▼

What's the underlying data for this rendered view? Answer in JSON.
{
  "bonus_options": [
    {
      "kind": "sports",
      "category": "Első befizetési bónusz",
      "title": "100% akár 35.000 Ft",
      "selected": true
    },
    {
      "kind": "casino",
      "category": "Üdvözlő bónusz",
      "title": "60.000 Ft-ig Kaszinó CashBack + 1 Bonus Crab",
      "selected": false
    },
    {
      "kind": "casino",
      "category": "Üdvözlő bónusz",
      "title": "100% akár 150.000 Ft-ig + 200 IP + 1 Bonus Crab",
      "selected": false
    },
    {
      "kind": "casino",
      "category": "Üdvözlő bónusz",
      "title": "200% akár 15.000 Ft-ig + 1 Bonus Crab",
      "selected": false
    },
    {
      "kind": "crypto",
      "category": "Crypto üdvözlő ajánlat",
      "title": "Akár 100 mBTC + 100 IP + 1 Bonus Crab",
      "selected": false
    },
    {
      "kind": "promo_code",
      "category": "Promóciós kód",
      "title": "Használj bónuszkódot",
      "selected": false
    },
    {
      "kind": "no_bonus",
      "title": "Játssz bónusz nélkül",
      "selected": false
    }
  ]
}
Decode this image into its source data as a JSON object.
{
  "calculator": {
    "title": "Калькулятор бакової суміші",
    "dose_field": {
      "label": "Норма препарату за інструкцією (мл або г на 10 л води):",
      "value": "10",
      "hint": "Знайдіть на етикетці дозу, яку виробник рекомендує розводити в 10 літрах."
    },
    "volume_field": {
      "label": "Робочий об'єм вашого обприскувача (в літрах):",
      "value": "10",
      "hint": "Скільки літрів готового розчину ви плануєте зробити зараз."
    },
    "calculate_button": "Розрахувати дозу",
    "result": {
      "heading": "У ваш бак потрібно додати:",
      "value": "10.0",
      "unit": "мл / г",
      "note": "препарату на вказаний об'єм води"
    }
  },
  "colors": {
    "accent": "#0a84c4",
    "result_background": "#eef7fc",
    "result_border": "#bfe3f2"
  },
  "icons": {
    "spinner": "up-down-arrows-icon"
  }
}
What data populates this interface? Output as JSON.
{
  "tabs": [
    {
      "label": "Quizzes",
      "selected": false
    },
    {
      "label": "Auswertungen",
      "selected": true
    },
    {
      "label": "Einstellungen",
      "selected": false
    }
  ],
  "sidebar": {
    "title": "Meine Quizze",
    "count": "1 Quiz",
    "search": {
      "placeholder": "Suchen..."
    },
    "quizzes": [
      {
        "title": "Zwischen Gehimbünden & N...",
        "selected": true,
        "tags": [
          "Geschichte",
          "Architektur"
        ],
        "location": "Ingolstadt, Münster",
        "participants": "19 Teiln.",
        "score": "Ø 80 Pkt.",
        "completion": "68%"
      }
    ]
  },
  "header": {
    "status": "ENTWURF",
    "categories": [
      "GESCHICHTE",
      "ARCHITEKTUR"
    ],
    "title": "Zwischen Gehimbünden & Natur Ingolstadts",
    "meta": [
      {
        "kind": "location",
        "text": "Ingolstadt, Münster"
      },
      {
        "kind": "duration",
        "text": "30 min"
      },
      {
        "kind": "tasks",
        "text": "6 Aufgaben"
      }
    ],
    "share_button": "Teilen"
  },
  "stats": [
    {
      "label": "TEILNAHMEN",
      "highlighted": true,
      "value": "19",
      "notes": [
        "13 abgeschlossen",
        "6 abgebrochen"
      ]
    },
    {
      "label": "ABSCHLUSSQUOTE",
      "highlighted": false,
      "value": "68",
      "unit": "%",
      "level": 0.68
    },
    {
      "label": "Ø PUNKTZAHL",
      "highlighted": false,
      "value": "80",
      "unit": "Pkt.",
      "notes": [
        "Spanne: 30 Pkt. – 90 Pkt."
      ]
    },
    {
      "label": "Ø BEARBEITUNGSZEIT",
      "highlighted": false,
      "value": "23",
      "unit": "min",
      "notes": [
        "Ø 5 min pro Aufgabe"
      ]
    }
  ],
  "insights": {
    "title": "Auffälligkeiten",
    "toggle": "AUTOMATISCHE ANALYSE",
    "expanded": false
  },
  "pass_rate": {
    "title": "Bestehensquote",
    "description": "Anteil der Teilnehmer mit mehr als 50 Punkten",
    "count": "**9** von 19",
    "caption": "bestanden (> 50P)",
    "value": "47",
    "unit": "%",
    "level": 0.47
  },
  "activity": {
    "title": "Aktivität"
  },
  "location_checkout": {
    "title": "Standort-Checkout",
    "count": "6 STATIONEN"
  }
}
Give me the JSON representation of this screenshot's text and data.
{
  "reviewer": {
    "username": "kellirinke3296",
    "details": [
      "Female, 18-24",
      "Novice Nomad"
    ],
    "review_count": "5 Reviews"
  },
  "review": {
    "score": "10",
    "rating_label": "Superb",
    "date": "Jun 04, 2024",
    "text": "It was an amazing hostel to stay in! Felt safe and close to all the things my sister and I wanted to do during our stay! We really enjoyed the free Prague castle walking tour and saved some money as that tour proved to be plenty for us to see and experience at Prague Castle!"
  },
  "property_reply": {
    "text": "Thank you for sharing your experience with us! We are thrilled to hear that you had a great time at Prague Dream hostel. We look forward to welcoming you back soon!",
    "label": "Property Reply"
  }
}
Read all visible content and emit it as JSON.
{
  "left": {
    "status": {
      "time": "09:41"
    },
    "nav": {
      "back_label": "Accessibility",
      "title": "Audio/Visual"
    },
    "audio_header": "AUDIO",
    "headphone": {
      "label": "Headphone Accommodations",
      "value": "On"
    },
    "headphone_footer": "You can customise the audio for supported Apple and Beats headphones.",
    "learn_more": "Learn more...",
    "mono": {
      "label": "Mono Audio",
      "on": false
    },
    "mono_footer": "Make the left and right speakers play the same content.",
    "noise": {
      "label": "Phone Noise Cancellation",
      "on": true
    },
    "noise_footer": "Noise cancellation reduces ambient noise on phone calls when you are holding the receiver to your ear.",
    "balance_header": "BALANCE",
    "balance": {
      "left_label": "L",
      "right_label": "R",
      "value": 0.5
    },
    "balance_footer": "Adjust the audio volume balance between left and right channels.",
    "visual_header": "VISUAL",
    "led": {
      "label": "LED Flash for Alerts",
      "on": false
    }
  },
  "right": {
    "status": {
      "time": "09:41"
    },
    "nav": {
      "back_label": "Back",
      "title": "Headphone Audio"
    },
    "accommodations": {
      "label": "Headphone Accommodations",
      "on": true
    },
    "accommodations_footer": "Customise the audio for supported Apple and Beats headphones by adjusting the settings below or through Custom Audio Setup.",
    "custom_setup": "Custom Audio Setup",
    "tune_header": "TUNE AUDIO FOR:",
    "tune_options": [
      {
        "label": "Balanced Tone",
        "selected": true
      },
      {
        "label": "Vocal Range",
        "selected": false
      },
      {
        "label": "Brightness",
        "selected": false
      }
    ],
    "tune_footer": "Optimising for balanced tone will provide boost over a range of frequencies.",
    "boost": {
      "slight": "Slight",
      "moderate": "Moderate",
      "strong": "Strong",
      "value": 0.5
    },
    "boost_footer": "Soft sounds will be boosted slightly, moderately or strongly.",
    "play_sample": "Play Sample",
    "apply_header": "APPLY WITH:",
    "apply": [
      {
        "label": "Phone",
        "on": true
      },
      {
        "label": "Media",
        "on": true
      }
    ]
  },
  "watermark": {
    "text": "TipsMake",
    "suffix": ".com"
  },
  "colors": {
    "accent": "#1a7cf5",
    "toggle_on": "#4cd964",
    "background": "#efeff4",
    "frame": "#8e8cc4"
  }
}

▲

__Given problem__: Each line above must be reproduced exactly as it stands.

__Exercise output__:
What's the underlying data for this rendered view? Answer in JSON.
{
  "bonus_options": [
    {
      "kind": "sports",
      "category": "Első befizetési bónusz",
      "title": "100% akár 35.000 Ft",
      "selected": true
    },
    {
      "kind": "casino",
      "category": "Üdvözlő bónusz",
      "title": "60.000 Ft-ig Kaszinó CashBack + 1 Bonus Crab",
      "selected": false
    },
    {
      "kind": "casino",
      "category": "Üdvözlő bónusz",
      "title": "100% akár 150.000 Ft-ig + 200 IP + 1 Bonus Crab",
      "selected": false
    },
    {
      "kind": "casino",
      "category": "Üdvözlő bónusz",
      "title": "200% akár 15.000 Ft-ig + 1 Bonus Crab",
      "selected": false
    },
    {
      "kind": "crypto",
      "category": "Crypto üdvözlő ajánlat",
      "title": "Akár 100 mBTC + 100 IP + 1 Bonus Crab",
      "selected": false
    },
    {
      "kind": "promo_code",
      "category": "Promóciós kód",
      "title": "Használj bónuszkódot",
      "selected": false
    },
    {
      "kind": "no_bonus",
      "title": "Játssz bónusz nélkül",
      "selected": false
    }
  ]
}
Decode this image into its source data as a JSON object.
{
  "calculator": {
    "title": "Калькулятор бакової суміші",
    "dose_field": {
      "label": "Норма препарату за інструкцією (мл або г на 10 л води):",
      "value": "10",
      "hint": "Знайдіть на етикетці дозу, яку виробник рекомендує розводити в 10 літрах."
    },
    "volume_field": {
      "label": "Робочий об'єм вашого обприскувача (в літрах):",
      "value": "10",
      "hint": "Скільки літрів готового розчину ви плануєте зробити зараз."
    },
    "calculate_button": "Розрахувати дозу",
    "result": {
      "heading": "У ваш бак потрібно додати:",
      "value": "10.0",
      "unit": "мл / г",
      "note": "препарату на вказаний об'єм води"
    }
  },
  "colors": {
    "accent": "#0a84c4",
    "result_background": "#eef7fc",
    "result_border": "#bfe3f2"
  },
  "icons": {
    "spinner": "up-down-arrows-icon"
  }
}
What data populates this interface? Output as JSON.
{
  "tabs": [
    {
      "label": "Quizzes",
      "selected": false
    },
    {
      "label": "Auswertungen",
      "selected": true
    },
    {
      "label": "Einstellungen",
      "selected": false
    }
  ],
  "sidebar": {
    "title": "Meine Quizze",
    "count": "1 Quiz",
    "search": {
      "placeholder": "Suchen..."
    },
    "quizzes": [
      {
        "title": "Zwischen Gehimbünden & N...",
        "selected": true,
        "tags": [
          "Geschichte",
          "Architektur"
        ],
        "location": "Ingolstadt, Münster",
        "participants": "19 Teiln.",
        "score": "Ø 80 Pkt.",
        "completion": "68%"
      }
    ]
  },
  "header": {
    "status": "ENTWURF",
    "categories": [
      "GESCHICHTE",
      "ARCHITEKTUR"
    ],
    "title": "Zwischen Gehimbünden & Natur Ingolstadts",
    "meta": [
      {
        "kind": "location",
        "text": "Ingolstadt, Münster"
      },
      {
        "kind": "duration",
        "text": "30 min"
      },
      {
        "kind": "tasks",
        "text": "6 Aufgaben"
      }
    ],
    "share_button": "Teilen"
  },
  "stats": [
    {
      "label": "TEILNAHMEN",
      "highlighted": true,
      "value": "19",
      "notes": [
        "13 abgeschlossen",
        "6 abgebrochen"
      ]
    },
    {
      "label": "ABSCHLUSSQUOTE",
      "highlighted": false,
      "value": "68",
      "unit": "%",
      "level": 0.68
    },
    {
      "label": "Ø PUNKTZAHL",
      "highlighted": false,
      "value": "80",
      "unit": "Pkt.",
      "notes": [
        "Spanne: 30 Pkt. – 90 Pkt."
      ]
    },
    {
      "label": "Ø BEARBEITUNGSZEIT",
      "highlighted": false,
      "value": "23",
      "unit": "min",
      "notes": [
        "Ø 5 min pro Aufgabe"
      ]
    }
  ],
  "insights": {
    "title": "Auffälligkeiten",
    "toggle": "AUTOMATISCHE ANALYSE",
    "expanded": false
  },
  "pass_rate": {
    "title": "Bestehensquote",
    "description": "Anteil der Teilnehmer mit mehr als 50 Punkten",
    "count": "**9** von 19",
    "caption": "bestanden (> 50P)",
    "value": "47",
    "unit": "%",
    "level": 0.47
  },
  "activity": {
    "title": "Aktivität"
  },
  "location_checkout": {
    "title": "Standort-Checkout",
    "count": "6 STATIONEN"
  }
}
Give me the JSON representation of this screenshot's text and data.
{
  "reviewer": {
    "username": "kellirinke3296",
    "details": [
      "Female, 18-24",
      "Novice Nomad"
    ],
    "review_count": "5 Reviews"
  },
  "review": {
    "score": "10",
    "rating_label": "Superb",
    "date": "Jun 04, 2024",
    "text": "It was an amazing hostel to stay in! Felt safe and close to all the things my sister and I wanted to do during our stay! We really enjoyed the free Prague castle walking tour and saved some money as that tour proved to be plenty for us to see and experience at Prague Castle!"
  },
  "property_reply": {
    "text": "Thank you for sharing your experience with us! We are thrilled to hear that you had a great time at Prague Dream hostel. We look forward to welcoming you back soon!",
    "label": "Property Reply"
  }
}
Read all visible content and emit it as JSON.
{
  "left": {
    "status": {
      "time": "09:41"
    },
    "nav": {
      "back_label": "Accessibility",
      "title": "Audio/Visual"
    },
    "audio_header": "AUDIO",
    "headphone": {
      "label": "Headphone Accommodations",
      "value": "On"
    },
    "headphone_footer": "You can customise the audio for supported Apple and Beats headphones.",
    "learn_more": "Learn more...",
    "mono": {
      "label": "Mono Audio",
      "on": false
    },
    "mono_footer": "Make the left and right speakers play the same content.",
    "noise": {
      "label": "Phone Noise Cancellation",
      "on": true
    },
    "noise_footer": "Noise cancellation reduces ambient noise on phone calls when you are holding the receiver to your ear.",
    "balance_header": "BALANCE",
    "balance": {
      "left_label": "L",
      "right_label": "R",
      "value": 0.5
    },
    "balance_footer": "Adjust the audio volume balance between left and right channels.",
    "visual_header": "VISUAL",
    "led": {
      "label": "LED Flash for Alerts",
      "on": false
    }
  },
  "right": {
    "status": {
      "time": "09:41"
    },
    "nav": {
      "back_label": "Back",
      "title": "Headphone Audio"
    },
    "accommodations": {
      "label": "Headphone Accommodations",
      "on": true
    },
    "accommodations_footer": "Customise the audio for supported Apple and Beats headphones by adjusting the settings below or through Custom Audio Setup.",
    "custom_setup": "Custom Audio Setup",
    "tune_header": "TUNE AUDIO FOR:",
    "tune_options": [
      {
        "label": "Balanced Tone",
        "selected": true
      },
      {
        "label": "Vocal Range",
        "selected": false
      },
      {
        "label": "Brightness",
        "selected": false
      }
    ],
    "tune_footer": "Optimising for balanced tone will provide boost over a range of frequencies.",
    "boost": {
      "slight": "Slight",
      "moderate": "Moderate",
      "strong": "Strong",
      "value": 0.5
    },
    "boost_footer": "Soft sounds will be boosted slightly, moderately or strongly.",
    "play_sample": "Play Sample",
    "apply_header": "APPLY WITH:",
    "apply": [
      {
        "label": "Phone",
        "on": true
      },
      {
        "label": "Media",
        "on": true
      }
    ]
  },
  "watermark": {
    "text": "TipsMake",
    "suffix": ".com"
  },
  "colors": {
    "accent": "#1a7cf5",
    "toggle_on": "#4cd964",
    "background": "#efeff4",
    "frame": "#8e8cc4"
  }
}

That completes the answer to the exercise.